Using the listing below, report all lines holding the word "años".

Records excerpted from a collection
<<<<
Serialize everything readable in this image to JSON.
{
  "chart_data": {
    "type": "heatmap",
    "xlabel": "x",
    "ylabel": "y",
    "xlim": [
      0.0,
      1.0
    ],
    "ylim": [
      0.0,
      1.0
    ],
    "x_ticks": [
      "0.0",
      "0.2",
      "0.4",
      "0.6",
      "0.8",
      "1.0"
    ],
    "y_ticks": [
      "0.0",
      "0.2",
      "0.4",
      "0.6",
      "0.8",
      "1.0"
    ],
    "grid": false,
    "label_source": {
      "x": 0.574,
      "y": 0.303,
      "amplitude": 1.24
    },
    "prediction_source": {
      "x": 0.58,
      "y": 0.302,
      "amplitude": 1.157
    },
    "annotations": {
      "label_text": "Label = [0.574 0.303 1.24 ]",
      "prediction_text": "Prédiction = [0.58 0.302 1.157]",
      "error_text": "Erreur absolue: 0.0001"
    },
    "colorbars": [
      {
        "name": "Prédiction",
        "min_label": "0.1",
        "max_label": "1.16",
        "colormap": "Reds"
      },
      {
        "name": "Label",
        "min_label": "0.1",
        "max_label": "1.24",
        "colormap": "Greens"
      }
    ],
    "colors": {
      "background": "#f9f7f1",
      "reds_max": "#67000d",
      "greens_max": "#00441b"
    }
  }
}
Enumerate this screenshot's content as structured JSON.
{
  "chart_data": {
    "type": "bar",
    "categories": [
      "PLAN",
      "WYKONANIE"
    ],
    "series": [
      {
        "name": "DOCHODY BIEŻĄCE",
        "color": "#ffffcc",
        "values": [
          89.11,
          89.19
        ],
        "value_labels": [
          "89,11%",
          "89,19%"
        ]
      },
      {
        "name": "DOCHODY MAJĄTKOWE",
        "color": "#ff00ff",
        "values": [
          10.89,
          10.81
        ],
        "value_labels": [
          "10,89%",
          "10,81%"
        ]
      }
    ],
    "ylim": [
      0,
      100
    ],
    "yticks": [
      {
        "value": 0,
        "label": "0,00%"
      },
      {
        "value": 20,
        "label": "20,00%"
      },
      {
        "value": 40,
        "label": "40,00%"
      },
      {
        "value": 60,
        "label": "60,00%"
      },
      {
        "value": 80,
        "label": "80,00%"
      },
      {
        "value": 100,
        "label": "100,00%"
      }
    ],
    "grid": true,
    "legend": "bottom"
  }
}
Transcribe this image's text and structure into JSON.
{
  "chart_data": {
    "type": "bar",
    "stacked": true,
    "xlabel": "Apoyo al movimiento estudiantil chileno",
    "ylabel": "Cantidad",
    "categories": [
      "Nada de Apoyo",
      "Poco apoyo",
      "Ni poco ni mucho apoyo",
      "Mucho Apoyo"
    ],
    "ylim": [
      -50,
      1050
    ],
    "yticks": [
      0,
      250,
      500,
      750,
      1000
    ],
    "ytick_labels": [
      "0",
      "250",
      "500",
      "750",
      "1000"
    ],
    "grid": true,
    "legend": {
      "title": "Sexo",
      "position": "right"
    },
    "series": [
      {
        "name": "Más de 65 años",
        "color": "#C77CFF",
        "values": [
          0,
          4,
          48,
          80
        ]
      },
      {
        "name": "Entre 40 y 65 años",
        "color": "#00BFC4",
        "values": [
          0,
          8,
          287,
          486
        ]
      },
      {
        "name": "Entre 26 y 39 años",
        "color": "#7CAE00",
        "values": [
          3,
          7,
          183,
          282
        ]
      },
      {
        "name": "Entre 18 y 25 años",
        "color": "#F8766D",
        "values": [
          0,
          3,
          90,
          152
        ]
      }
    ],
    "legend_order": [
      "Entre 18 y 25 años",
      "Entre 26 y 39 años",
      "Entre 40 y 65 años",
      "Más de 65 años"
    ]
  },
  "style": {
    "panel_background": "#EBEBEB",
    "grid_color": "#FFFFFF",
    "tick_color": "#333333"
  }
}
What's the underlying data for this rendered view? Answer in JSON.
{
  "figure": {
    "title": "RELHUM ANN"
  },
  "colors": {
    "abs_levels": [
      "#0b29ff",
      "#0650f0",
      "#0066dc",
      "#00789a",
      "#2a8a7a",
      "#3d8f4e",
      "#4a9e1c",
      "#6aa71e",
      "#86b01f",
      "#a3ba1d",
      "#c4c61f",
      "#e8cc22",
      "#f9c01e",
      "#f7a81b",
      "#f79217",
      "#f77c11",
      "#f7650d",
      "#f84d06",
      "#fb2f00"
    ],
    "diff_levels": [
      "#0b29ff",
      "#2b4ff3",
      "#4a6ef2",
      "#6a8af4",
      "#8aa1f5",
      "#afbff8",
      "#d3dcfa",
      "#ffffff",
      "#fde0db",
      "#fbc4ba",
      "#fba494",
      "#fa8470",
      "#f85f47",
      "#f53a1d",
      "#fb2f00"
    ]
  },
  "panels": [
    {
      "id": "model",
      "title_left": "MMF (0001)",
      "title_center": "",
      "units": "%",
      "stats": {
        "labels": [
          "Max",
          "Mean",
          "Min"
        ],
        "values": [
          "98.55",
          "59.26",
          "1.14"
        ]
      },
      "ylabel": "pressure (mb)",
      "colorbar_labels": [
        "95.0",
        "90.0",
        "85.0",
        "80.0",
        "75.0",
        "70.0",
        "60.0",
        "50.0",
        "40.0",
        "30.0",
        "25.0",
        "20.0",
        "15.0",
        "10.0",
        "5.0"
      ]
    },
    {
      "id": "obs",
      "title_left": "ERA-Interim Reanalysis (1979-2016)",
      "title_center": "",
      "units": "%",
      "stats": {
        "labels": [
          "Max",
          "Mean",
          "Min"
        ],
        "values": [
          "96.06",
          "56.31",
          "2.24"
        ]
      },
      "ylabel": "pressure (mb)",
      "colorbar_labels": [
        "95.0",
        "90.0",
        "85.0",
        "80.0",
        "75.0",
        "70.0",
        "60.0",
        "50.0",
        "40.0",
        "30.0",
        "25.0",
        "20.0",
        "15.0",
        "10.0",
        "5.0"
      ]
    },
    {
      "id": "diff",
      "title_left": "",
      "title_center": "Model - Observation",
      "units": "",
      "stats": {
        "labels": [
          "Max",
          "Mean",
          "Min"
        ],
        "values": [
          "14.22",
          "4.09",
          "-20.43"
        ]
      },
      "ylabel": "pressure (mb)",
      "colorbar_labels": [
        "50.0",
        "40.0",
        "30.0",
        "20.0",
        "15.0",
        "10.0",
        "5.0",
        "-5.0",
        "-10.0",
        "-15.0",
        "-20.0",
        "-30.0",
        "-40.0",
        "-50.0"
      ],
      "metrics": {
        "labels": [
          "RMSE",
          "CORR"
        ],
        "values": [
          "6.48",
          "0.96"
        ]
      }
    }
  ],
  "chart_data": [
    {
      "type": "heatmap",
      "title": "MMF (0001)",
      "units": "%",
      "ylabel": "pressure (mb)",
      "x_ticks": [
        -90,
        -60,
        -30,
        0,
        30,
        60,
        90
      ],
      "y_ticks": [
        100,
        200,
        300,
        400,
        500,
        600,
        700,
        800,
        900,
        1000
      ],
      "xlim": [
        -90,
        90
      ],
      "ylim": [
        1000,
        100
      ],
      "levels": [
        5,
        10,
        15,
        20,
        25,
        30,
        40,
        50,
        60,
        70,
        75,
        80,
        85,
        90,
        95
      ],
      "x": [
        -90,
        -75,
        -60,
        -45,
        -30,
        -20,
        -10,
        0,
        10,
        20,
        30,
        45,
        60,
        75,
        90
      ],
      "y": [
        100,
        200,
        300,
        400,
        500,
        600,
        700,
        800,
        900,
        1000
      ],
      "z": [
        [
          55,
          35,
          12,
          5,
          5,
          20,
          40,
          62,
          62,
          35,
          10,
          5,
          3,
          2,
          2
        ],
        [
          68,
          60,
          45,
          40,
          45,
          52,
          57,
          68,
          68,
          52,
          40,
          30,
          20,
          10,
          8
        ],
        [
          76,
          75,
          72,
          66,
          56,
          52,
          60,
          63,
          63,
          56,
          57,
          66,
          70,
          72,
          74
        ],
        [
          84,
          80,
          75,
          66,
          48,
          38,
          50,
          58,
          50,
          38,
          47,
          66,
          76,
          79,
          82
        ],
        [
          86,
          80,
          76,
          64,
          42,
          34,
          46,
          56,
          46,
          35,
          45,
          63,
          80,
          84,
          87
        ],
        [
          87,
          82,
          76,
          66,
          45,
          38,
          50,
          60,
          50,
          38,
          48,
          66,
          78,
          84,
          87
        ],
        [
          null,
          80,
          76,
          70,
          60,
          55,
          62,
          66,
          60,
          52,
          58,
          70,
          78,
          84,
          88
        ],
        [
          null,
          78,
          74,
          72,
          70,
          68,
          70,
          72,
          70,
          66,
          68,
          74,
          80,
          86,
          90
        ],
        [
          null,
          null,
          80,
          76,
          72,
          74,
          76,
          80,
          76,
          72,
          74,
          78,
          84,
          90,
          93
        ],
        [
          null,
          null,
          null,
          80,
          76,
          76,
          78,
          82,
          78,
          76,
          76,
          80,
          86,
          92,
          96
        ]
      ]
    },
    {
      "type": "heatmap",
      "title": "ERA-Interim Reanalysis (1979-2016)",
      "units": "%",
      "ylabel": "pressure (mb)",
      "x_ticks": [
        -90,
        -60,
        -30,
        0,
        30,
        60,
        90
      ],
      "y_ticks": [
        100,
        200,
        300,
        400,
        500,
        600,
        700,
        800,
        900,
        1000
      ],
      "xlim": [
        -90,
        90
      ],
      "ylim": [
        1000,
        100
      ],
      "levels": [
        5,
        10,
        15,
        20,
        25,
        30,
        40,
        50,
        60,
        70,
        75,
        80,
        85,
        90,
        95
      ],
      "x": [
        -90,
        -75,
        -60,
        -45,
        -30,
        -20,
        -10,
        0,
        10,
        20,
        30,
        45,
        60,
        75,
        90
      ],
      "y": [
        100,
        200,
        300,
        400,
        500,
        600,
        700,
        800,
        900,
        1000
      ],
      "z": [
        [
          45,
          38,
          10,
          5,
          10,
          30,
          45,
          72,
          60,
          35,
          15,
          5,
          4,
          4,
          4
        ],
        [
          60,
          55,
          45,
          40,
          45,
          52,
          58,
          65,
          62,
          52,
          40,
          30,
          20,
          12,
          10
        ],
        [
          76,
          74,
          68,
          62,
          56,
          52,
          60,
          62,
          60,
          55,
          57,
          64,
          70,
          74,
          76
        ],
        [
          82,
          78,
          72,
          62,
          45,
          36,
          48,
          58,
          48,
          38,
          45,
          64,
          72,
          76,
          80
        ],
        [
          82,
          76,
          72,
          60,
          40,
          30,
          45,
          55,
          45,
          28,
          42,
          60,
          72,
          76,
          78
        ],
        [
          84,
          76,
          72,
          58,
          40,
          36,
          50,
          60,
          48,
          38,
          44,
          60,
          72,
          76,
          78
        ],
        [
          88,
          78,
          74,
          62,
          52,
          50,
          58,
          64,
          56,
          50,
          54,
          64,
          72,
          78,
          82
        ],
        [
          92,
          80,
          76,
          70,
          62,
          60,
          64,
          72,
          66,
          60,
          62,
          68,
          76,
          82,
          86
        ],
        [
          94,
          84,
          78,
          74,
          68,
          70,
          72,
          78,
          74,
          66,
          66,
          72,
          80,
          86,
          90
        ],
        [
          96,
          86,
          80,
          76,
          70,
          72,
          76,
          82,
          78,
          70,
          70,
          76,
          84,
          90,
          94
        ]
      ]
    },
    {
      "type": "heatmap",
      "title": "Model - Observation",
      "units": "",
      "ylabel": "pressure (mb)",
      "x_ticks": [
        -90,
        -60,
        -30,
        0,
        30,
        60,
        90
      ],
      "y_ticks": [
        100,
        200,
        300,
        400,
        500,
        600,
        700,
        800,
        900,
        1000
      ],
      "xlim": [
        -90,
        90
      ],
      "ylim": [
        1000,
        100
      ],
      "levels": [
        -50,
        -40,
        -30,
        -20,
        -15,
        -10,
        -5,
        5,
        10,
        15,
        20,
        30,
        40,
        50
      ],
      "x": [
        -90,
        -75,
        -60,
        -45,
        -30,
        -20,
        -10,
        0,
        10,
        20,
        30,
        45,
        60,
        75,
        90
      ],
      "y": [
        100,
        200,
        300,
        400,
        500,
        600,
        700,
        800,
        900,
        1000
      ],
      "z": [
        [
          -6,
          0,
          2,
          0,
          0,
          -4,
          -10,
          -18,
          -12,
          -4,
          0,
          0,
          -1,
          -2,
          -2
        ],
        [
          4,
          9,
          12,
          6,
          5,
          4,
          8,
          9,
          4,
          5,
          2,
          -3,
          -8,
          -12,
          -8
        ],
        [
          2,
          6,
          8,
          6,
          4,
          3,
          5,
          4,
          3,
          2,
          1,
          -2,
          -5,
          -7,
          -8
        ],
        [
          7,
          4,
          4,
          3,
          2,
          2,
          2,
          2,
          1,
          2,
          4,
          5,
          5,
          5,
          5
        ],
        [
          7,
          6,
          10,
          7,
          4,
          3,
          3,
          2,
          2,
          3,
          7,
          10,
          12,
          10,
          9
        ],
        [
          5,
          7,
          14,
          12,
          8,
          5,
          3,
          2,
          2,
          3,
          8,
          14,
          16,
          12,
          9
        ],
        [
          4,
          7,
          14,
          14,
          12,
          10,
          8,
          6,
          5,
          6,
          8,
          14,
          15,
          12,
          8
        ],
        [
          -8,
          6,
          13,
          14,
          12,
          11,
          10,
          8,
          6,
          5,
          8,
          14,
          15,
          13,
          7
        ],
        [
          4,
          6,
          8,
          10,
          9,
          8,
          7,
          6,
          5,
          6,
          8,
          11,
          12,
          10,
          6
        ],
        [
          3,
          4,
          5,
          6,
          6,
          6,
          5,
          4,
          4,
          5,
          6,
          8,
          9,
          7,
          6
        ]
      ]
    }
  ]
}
>>>>
### Complete output
        "name": "Más de 65 años",
        "name": "Entre 40 y 65 años",
        "name": "Entre 26 y 39 años",
        "name": "Entre 18 y 25 años",
      "Entre 18 y 25 años",
      "Entre 26 y 39 años",
      "Entre 40 y 65 años",
      "Más de 65 años"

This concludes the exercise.